▶ _Görev kümesi_:
A – Temyiz iddialarına ilişkin metne göre davalı idarenin 7.11 sayılı plan hükmüyle amaçlandığını ileri sürdüğü hususların tümünü sıralayın.
B – Listenin ilk satırından başlayıp "select-arrows-icon: ▲ ▼ xyxy=(504,48,522,64)" ifadesini içeren satırı da alarak orada bitecek şekilde listedeki satırları "Sıra" ve "Satır" sütunlarından oluşan bir Markdown tablosuna dönüştürün; boş satırları atlayın.

TEMYİZ EDENLERİN İDDİALARI :
Davacı tarafından, dava konusu planda tarım arazilerine yönelik öngörülen yapılaşma koşullarının, tarım topraklarının korunması ile bağdaşmadığı,
Mutlak tarım arazileri için inşaat alanı katsayısının (E) 0,05 olması gerekirken, planda 0,20 belirlenmesi ve birtakım projelerle ilgili tesislerde bu değerin %50 oranında artırılması ile tarım alanlarının yapılaşmaya açılmasının amaçlandığı,
3194 sayılı İmar Kanunu’nun 3. maddesi uyarınca, herhangi bir alanın her ölçekteki plan esaslarına, bulunduğu bölgenin şartlarına ve Yönetmelik hükümlerine aykırı maksatla kullanılamayacağı, ancak bir yerin herhangi bir ölçekte planı yoksa ve o yer herhangi bir arazi kullanım yasağı ve kısıtlaması olan alanlar içinde yer almıyorsa, bu alandaki yapılaşmada Plansız Alanlar İmar Yönetmeliği hükümlerinin esas alınacağı, dolayısıyla, arazi kullanım kararlarının öncelikle plan esaslarına göre verilmesi gerektiği, bu durumda tarım alanlarındaki yapılaşma koşullarını belirleyen 8.3 sayılı dava konusu plan hükmünde, Plansız Alanlar Yönetmeliği uyarınca, yapılaşma öngörülmesinde hukuka uyarlık bulunmadığı ileri sürülmektedir.
Davalı idare tarafından, 7.11 sayılı plan hükmü ile çevre düzeni planı kapsamında bölgesel ölçekte etkileri olmayan veya planın ölçeği nedeni ile plan paftalarında gösterilmesi mümkün olmayan kamu yatırımları ve projelerine ilişkin düzenleme yapılarak, planda parçacıl değişiklikler yapılmaması, planın bütünlüğünün korunması ile planın esnekliğinin ve dinamizminin sağlanması, kamu yatırımlarının gerçekleşme süresinin uzamasına engel olunmasının amaçlandığı,
Söz konusu yatırımlar hayata geçirilmeden çevresel etki değerlendirmesinin yapılmasının öngörüldüğü,
Alt ölçekli planlar hazırlanırken ilgili kurum ve kuruluşlardan da görüşlerinin alınacağı,
Dolayısıyla söz konusu plan hükmü yönünden şehircilik ilkelerine ve planlama esaslarına aykırılık bulunmadığı ileri sürülmektedir.

▶ _Mekânsal işaretleme kayıtları_:
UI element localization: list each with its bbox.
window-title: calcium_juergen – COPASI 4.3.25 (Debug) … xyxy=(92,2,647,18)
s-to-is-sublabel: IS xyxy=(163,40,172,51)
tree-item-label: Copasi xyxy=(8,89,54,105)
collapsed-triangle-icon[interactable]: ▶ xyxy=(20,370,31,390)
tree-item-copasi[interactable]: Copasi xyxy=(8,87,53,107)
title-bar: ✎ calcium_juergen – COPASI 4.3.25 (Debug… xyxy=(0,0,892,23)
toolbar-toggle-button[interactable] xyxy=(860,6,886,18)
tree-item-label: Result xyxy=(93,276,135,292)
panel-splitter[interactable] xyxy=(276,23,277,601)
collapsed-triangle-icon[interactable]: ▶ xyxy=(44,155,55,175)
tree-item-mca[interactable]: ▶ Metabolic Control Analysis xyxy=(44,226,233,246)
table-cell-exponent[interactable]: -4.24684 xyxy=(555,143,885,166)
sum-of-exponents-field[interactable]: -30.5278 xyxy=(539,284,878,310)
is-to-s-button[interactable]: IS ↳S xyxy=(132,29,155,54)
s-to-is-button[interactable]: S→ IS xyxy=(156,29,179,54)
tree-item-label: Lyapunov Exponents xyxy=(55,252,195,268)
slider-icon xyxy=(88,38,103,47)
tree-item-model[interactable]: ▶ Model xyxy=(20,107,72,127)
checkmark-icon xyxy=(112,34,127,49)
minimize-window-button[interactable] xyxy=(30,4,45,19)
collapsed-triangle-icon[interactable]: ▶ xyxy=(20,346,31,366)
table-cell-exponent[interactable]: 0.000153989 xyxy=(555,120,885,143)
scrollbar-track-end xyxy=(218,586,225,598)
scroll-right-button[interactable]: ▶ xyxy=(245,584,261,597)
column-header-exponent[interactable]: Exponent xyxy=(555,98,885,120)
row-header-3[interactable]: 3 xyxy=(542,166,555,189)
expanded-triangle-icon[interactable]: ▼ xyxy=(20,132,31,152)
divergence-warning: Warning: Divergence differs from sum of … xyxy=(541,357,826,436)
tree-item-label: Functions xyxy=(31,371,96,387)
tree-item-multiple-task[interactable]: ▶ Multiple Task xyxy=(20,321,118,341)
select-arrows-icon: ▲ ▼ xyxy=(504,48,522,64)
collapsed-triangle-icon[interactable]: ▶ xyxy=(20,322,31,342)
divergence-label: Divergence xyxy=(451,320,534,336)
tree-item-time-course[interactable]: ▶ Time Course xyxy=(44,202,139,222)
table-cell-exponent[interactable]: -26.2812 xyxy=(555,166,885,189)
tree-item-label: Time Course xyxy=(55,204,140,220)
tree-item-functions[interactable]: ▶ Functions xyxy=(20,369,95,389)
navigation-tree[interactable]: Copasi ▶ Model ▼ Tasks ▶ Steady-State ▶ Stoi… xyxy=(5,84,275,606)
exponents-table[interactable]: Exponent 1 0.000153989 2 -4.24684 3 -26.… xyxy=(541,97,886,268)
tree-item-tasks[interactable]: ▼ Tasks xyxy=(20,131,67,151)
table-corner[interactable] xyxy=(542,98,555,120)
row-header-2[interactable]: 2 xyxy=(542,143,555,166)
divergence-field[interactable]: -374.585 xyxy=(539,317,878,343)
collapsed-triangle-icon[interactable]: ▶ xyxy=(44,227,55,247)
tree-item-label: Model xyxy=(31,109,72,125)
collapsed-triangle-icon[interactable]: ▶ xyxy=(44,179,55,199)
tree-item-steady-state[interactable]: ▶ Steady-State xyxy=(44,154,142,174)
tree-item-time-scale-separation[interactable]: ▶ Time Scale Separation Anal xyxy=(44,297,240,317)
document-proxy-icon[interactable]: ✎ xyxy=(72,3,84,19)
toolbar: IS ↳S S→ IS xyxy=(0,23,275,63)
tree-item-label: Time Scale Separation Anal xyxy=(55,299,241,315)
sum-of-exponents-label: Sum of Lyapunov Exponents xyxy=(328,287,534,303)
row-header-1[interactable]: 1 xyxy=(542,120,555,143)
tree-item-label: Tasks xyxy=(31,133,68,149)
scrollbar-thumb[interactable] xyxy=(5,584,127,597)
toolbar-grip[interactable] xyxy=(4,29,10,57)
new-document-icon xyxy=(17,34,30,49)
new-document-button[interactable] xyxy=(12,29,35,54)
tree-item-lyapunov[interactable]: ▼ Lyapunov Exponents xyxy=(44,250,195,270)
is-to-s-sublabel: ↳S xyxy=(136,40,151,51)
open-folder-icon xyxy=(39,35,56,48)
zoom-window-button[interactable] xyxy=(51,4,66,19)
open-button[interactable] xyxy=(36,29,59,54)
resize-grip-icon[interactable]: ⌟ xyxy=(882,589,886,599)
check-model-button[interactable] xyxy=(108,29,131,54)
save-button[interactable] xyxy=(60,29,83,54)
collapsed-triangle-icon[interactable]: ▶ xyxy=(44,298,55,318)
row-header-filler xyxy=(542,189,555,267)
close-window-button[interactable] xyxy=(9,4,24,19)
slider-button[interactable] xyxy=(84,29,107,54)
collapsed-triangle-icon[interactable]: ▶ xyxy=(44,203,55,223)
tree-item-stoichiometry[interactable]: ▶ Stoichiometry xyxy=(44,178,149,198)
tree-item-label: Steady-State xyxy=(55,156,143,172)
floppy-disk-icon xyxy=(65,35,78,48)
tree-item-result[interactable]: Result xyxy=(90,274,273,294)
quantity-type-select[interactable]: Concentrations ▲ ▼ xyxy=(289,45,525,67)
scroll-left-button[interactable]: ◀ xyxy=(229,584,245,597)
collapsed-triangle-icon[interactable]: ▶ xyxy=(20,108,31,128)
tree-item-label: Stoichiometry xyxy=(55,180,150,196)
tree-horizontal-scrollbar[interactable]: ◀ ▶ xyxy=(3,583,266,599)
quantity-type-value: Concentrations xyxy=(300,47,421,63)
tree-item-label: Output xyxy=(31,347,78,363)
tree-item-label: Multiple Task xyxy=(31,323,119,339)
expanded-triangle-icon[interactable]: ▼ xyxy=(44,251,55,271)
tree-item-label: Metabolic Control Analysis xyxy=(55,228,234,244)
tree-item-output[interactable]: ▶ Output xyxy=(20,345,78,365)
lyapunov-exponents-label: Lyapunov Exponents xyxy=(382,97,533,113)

▶ _Yazılı yanıtlar_:
A –
- Planda parçacıl değişiklikler yapılmaması
- Planın bütünlüğünün korunması
- Planın esnekliğinin ve dinamizminin sağlanması
- Kamu yatırımlarının gerçekleşme süresinin uzamasına engel olunması

B –
| Sıra | Satır |
|---|---|
| 1 | UI element localization: list each with its bbox. |
| 2 | window-title: calcium_juergen – COPASI 4.3.25 (Debug) … xyxy=(92,2,647,18) |
| 3 | s-to-is-sublabel: IS xyxy=(163,40,172,51) |
| 4 | tree-item-label: Copasi xyxy=(8,89,54,105) |
| 5 | collapsed-triangle-icon[interactable]: ▶ xyxy=(20,370,31,390) |
| 6 | tree-item-copasi[interactable]: Copasi xyxy=(8,87,53,107) |
| 7 | title-bar: ✎ calcium_juergen – COPASI 4.3.25 (Debug… xyxy=(0,0,892,23) |
| 8 | toolbar-toggle-button[interactable] xyxy=(860,6,886,18) |
| 9 | tree-item-label: Result xyxy=(93,276,135,292) |
| 10 | panel-splitter[interactable] xyxy=(276,23,277,601) |
| 11 | collapsed-triangle-icon[interactable]: ▶ xyxy=(44,155,55,175) |
| 12 | tree-item-mca[interactable]: ▶ Metabolic Control Analysis xyxy=(44,226,233,246) |
| 13 | table-cell-exponent[interactable]: -4.24684 xyxy=(555,143,885,166) |
| 14 | sum-of-exponents-field[interactable]: -30.5278 xyxy=(539,284,878,310) |
| 15 | is-to-s-button[interactable]: IS ↳S xyxy=(132,29,155,54) |
| 16 | s-to-is-button[interactable]: S→ IS xyxy=(156,29,179,54) |
| 17 | tree-item-label: Lyapunov Exponents xyxy=(55,252,195,268) |
| 18 | slider-icon xyxy=(88,38,103,47) |
| 19 | tree-item-model[interactable]: ▶ Model xyxy=(20,107,72,127) |
| 20 | checkmark-icon xyxy=(112,34,127,49) |
| 21 | minimize-window-button[interactable] xyxy=(30,4,45,19) |
| 22 | collapsed-triangle-icon[interactable]: ▶ xyxy=(20,346,31,366) |
| 23 | table-cell-exponent[interactable]: 0.000153989 xyxy=(555,120,885,143) |
| 24 | scrollbar-track-end xyxy=(218,586,225,598) |
| 25 | scroll-right-button[interactable]: ▶ xyxy=(245,584,261,597) |
| 26 | column-header-exponent[interactable]: Exponent xyxy=(555,98,885,120) |
| 27 | row-header-3[interactable]: 3 xyxy=(542,166,555,189) |
| 28 | expanded-triangle-icon[interactable]: ▼ xyxy=(20,132,31,152) |
| 29 | divergence-warning: Warning: Divergence differs from sum of … xyxy=(541,357,826,436) |
| 30 | tree-item-label: Functions xyxy=(31,371,96,387) |
| 31 | tree-item-multiple-task[interactable]: ▶ Multiple Task xyxy=(20,321,118,341) |
| 32 | select-arrows-icon: ▲ ▼ xyxy=(504,48,522,64) |